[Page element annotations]
------------------------------
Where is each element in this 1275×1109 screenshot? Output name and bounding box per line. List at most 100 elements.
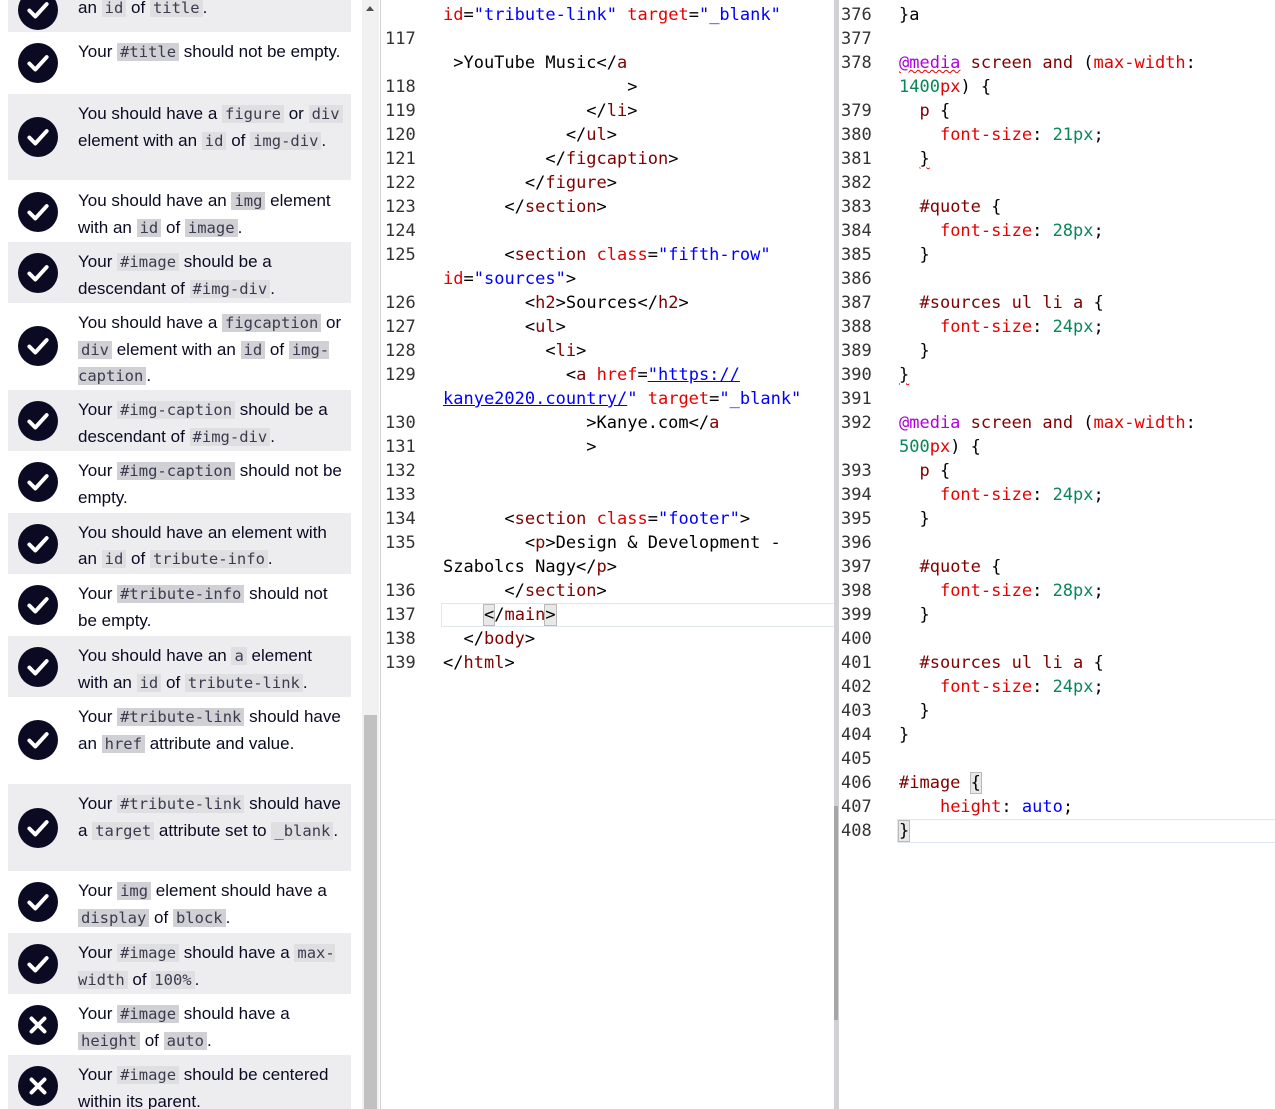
code-token: >: [504, 653, 515, 673]
text-fragment: You should have an: [78, 191, 232, 210]
code-line[interactable]: 134 <section class="footer">: [381, 507, 835, 531]
test-item: an id of title.: [8, 0, 351, 32]
code-token: {: [929, 101, 951, 121]
code-token: id: [443, 5, 464, 25]
code-line[interactable]: 377: [839, 27, 1275, 51]
code-line[interactable]: 1400px) {: [839, 75, 1275, 99]
code-line[interactable]: 136 </section>: [381, 579, 835, 603]
code-line[interactable]: 399 }: [839, 603, 1275, 627]
code-line[interactable]: 387 #sources ul li a {: [839, 291, 1275, 315]
code-line[interactable]: 381 }: [839, 147, 1275, 171]
scroll-up-arrow-icon[interactable]: [366, 6, 374, 11]
check-icon: [18, 326, 58, 366]
code-line[interactable]: 380 font-size: 21px;: [839, 123, 1275, 147]
code-text: #quote {: [899, 195, 1001, 219]
code-line[interactable]: >YouTube Music</a: [381, 51, 835, 75]
code-line[interactable]: 118 >: [381, 75, 835, 99]
code-line[interactable]: 138 </body>: [381, 627, 835, 651]
code-line[interactable]: 386: [839, 267, 1275, 291]
code-line[interactable]: 403 }: [839, 699, 1275, 723]
code-line[interactable]: 129 <a href="https://: [381, 363, 835, 387]
code-token: }: [899, 509, 930, 529]
code-token: ) {: [950, 437, 981, 457]
code-line[interactable]: 405: [839, 747, 1275, 771]
code-line[interactable]: 389 }: [839, 339, 1275, 363]
code-token: 28px: [1052, 221, 1094, 241]
code-line[interactable]: 388 font-size: 24px;: [839, 315, 1275, 339]
css-editor[interactable]: 376}a 377 378 @media screen and (max-width:…: [838, 0, 1275, 1109]
code-line[interactable]: 124: [381, 219, 835, 243]
code-line[interactable]: 133: [381, 483, 835, 507]
line-number: 133: [385, 485, 416, 505]
code-token: ;: [1093, 677, 1104, 697]
code-line[interactable]: 392 @media screen and (max-width:: [839, 411, 1275, 435]
code-line[interactable]: 126 <h2>Sources</h2>: [381, 291, 835, 315]
line-number: 136: [385, 581, 416, 601]
code-token: class: [596, 245, 648, 265]
code-line[interactable]: 137 </main>: [381, 603, 835, 627]
code-line[interactable]: id="tribute-link" target="_blank": [381, 3, 835, 27]
code-line[interactable]: 397 #quote {: [839, 555, 1275, 579]
code-token: >: [606, 557, 618, 577]
code-line[interactable]: 378 @media screen and (max-width:: [839, 51, 1275, 75]
code-line[interactable]: 376}a: [839, 3, 1275, 27]
code-line[interactable]: 120 </ul>: [381, 123, 835, 147]
code-token: height: [939, 797, 1002, 817]
code-line[interactable]: 135 <p>Design & Development -: [381, 531, 835, 555]
code-line[interactable]: 132: [381, 459, 835, 483]
inline-code: div: [308, 105, 343, 123]
code-line[interactable]: 131 >: [381, 435, 835, 459]
code-line[interactable]: 390}: [839, 363, 1275, 387]
code-token: "sources": [473, 269, 566, 289]
code-line[interactable]: Szabolcs Nagy</p>: [381, 555, 835, 579]
code-line[interactable]: 500px) {: [839, 435, 1275, 459]
code-line[interactable]: 130 >Kanye.com</a: [381, 411, 835, 435]
code-line[interactable]: 391: [839, 387, 1275, 411]
code-line[interactable]: 402 font-size: 24px;: [839, 675, 1275, 699]
code-line[interactable]: 385 }: [839, 243, 1275, 267]
code-text: font-size: 24px;: [899, 483, 1104, 507]
code-text: font-size: 21px;: [899, 123, 1104, 147]
code-line[interactable]: 404}: [839, 723, 1275, 747]
code-line[interactable]: 122 </figure>: [381, 171, 835, 195]
code-line[interactable]: 383 #quote {: [839, 195, 1275, 219]
code-line[interactable]: 125 <section class="fifth-row": [381, 243, 835, 267]
code-token: @media: [899, 53, 961, 73]
code-line[interactable]: 406 #image {: [839, 771, 1275, 795]
code-line[interactable]: 121 </figcaption>: [381, 147, 835, 171]
code-line[interactable]: 384 font-size: 28px;: [839, 219, 1275, 243]
code-line[interactable]: 128 <li>: [381, 339, 835, 363]
code-line[interactable]: 117: [381, 27, 835, 51]
test-description: Your #image should have a height of auto…: [78, 1004, 290, 1050]
scrollbar-thumb[interactable]: [364, 715, 377, 1109]
code-line[interactable]: 394 font-size: 24px;: [839, 483, 1275, 507]
code-text: }a: [899, 3, 919, 27]
code-token: font-size: [939, 125, 1033, 145]
code-line[interactable]: 379 p {: [839, 99, 1275, 123]
code-line[interactable]: 407 height: auto;: [839, 795, 1275, 819]
inline-code: image: [184, 218, 238, 237]
code-token: }: [899, 725, 910, 745]
code-line[interactable]: 408}: [839, 819, 1275, 843]
code-token: li: [555, 341, 577, 361]
code-line[interactable]: 396: [839, 531, 1275, 555]
code-line[interactable]: 398 font-size: 28px;: [839, 579, 1275, 603]
code-line[interactable]: 119 </li>: [381, 99, 835, 123]
code-token: :: [1032, 581, 1053, 601]
tests-scrollbar[interactable]: [362, 0, 379, 1109]
code-line[interactable]: 382: [839, 171, 1275, 195]
code-token: #quote: [919, 557, 981, 577]
code-line[interactable]: 127 <ul>: [381, 315, 835, 339]
code-text: font-size: 28px;: [899, 219, 1104, 243]
code-line[interactable]: 401 #sources ul li a {: [839, 651, 1275, 675]
code-line[interactable]: kanye2020.country/" target="_blank": [381, 387, 835, 411]
code-line[interactable]: 139 </html>: [381, 651, 835, 675]
code-line[interactable]: 393 p {: [839, 459, 1275, 483]
code-line[interactable]: 123 </section>: [381, 195, 835, 219]
code-line[interactable]: 395 }: [839, 507, 1275, 531]
code-line[interactable]: id="sources">: [381, 267, 835, 291]
code-line[interactable]: 400: [839, 627, 1275, 651]
html-editor[interactable]: id="tribute-link" target="_blank" 117 >Yo…: [380, 0, 835, 1109]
------------------------------
__Instructions to follow__
Reproduce all of the rows above verbatim, omitting the pictures.

__Solved exercise__
Where is each element in this 1275×1109 screenshot? Output name and bounding box per line. List at most 100 elements.
code-token: >: [504, 653, 515, 673]
text-fragment: You should have an: [78, 191, 232, 210]
code-line[interactable]: 134 <section class="footer">: [381, 507, 835, 531]
test-item: an id of title.: [8, 0, 351, 32]
code-token: {: [929, 101, 951, 121]
code-token: id: [443, 5, 464, 25]
code-line[interactable]: 377: [839, 27, 1275, 51]
code-line[interactable]: 1400px) {: [839, 75, 1275, 99]
code-line[interactable]: 136 </section>: [381, 579, 835, 603]
code-line[interactable]: 399 }: [839, 603, 1275, 627]
code-line[interactable]: 387 #sources ul li a {: [839, 291, 1275, 315]
code-line[interactable]: 381 }: [839, 147, 1275, 171]
scroll-up-arrow-icon[interactable]: [366, 6, 374, 11]
check-icon: [18, 326, 58, 366]
code-line[interactable]: 380 font-size: 21px;: [839, 123, 1275, 147]
code-text: #quote {: [899, 195, 1001, 219]
code-line[interactable]: >YouTube Music</a: [381, 51, 835, 75]
code-line[interactable]: 118 >: [381, 75, 835, 99]
code-line[interactable]: 138 </body>: [381, 627, 835, 651]
code-line[interactable]: 386: [839, 267, 1275, 291]
code-line[interactable]: 403 }: [839, 699, 1275, 723]
code-line[interactable]: 129 <a href="https://: [381, 363, 835, 387]
code-token: }: [899, 509, 930, 529]
code-token: ) {: [950, 437, 981, 457]
code-line[interactable]: 405: [839, 747, 1275, 771]
code-line[interactable]: 389 }: [839, 339, 1275, 363]
code-token: 28px: [1052, 221, 1094, 241]
code-line[interactable]: 388 font-size: 24px;: [839, 315, 1275, 339]
css-editor[interactable]: 376}a 377 378 @media screen and (max-width:…: [838, 0, 1275, 1109]
code-line[interactable]: 124: [381, 219, 835, 243]
code-line[interactable]: 133: [381, 483, 835, 507]
line-number: 133: [385, 485, 416, 505]
code-token: ;: [1093, 677, 1104, 697]
code-line[interactable]: 392 @media screen and (max-width:: [839, 411, 1275, 435]
code-line[interactable]: 126 <h2>Sources</h2>: [381, 291, 835, 315]
line-number: 136: [385, 581, 416, 601]
code-token: class: [596, 245, 648, 265]
code-line[interactable]: 137 </main>: [381, 603, 835, 627]
code-line[interactable]: id="tribute-link" target="_blank": [381, 3, 835, 27]
code-line[interactable]: 397 #quote {: [839, 555, 1275, 579]
code-token: >: [606, 557, 618, 577]
code-line[interactable]: 378 @media screen and (max-width:: [839, 51, 1275, 75]
code-line[interactable]: 376}a: [839, 3, 1275, 27]
code-line[interactable]: 120 </ul>: [381, 123, 835, 147]
code-token: height: [939, 797, 1002, 817]
code-line[interactable]: 135 <p>Design & Development -: [381, 531, 835, 555]
code-line[interactable]: 132: [381, 459, 835, 483]
inline-code: div: [308, 105, 343, 123]
code-line[interactable]: 131 >: [381, 435, 835, 459]
code-line[interactable]: 390}: [839, 363, 1275, 387]
code-token: "sources": [473, 269, 566, 289]
code-line[interactable]: Szabolcs Nagy</p>: [381, 555, 835, 579]
code-line[interactable]: 500px) {: [839, 435, 1275, 459]
code-line[interactable]: 130 >Kanye.com</a: [381, 411, 835, 435]
code-line[interactable]: 391: [839, 387, 1275, 411]
code-line[interactable]: 402 font-size: 24px;: [839, 675, 1275, 699]
code-line[interactable]: 385 }: [839, 243, 1275, 267]
code-text: font-size: 24px;: [899, 483, 1104, 507]
code-text: font-size: 21px;: [899, 123, 1104, 147]
code-line[interactable]: 404}: [839, 723, 1275, 747]
code-line[interactable]: 122 </figure>: [381, 171, 835, 195]
code-line[interactable]: 383 #quote {: [839, 195, 1275, 219]
code-line[interactable]: 125 <section class="fifth-row": [381, 243, 835, 267]
code-token: @media: [899, 53, 961, 73]
code-line[interactable]: 406 #image {: [839, 771, 1275, 795]
code-line[interactable]: 121 </figcaption>: [381, 147, 835, 171]
code-line[interactable]: 384 font-size: 28px;: [839, 219, 1275, 243]
code-line[interactable]: 128 <li>: [381, 339, 835, 363]
code-line[interactable]: 117: [381, 27, 835, 51]
test-description: Your #image should have a height of auto…: [78, 1004, 290, 1050]
scrollbar-thumb[interactable]: [364, 715, 377, 1109]
code-line[interactable]: 394 font-size: 24px;: [839, 483, 1275, 507]
code-text: }a: [899, 3, 919, 27]
code-token: font-size: [939, 125, 1033, 145]
code-line[interactable]: 379 p {: [839, 99, 1275, 123]
code-line[interactable]: 407 height: auto;: [839, 795, 1275, 819]
inline-code: image: [184, 218, 238, 237]
code-token: }: [899, 725, 910, 745]
code-line[interactable]: 408}: [839, 819, 1275, 843]
code-token: li: [555, 341, 577, 361]
code-line[interactable]: 396: [839, 531, 1275, 555]
code-line[interactable]: 398 font-size: 28px;: [839, 579, 1275, 603]
code-line[interactable]: 119 </li>: [381, 99, 835, 123]
code-token: :: [1032, 581, 1053, 601]
tests-scrollbar[interactable]: [362, 0, 379, 1109]
code-line[interactable]: 382: [839, 171, 1275, 195]
code-token: #quote: [919, 557, 981, 577]
code-line[interactable]: 127 <ul>: [381, 315, 835, 339]
code-text: font-size: 28px;: [899, 219, 1104, 243]
code-line[interactable]: 401 #sources ul li a {: [839, 651, 1275, 675]
code-line[interactable]: kanye2020.country/" target="_blank": [381, 387, 835, 411]
code-line[interactable]: 139 </html>: [381, 651, 835, 675]
code-line[interactable]: 393 p {: [839, 459, 1275, 483]
code-line[interactable]: 123 </section>: [381, 195, 835, 219]
code-line[interactable]: 395 }: [839, 507, 1275, 531]
code-line[interactable]: id="sources">: [381, 267, 835, 291]
code-line[interactable]: 400: [839, 627, 1275, 651]
html-editor[interactable]: id="tribute-link" target="_blank" 117 >Yo…: [380, 0, 835, 1109]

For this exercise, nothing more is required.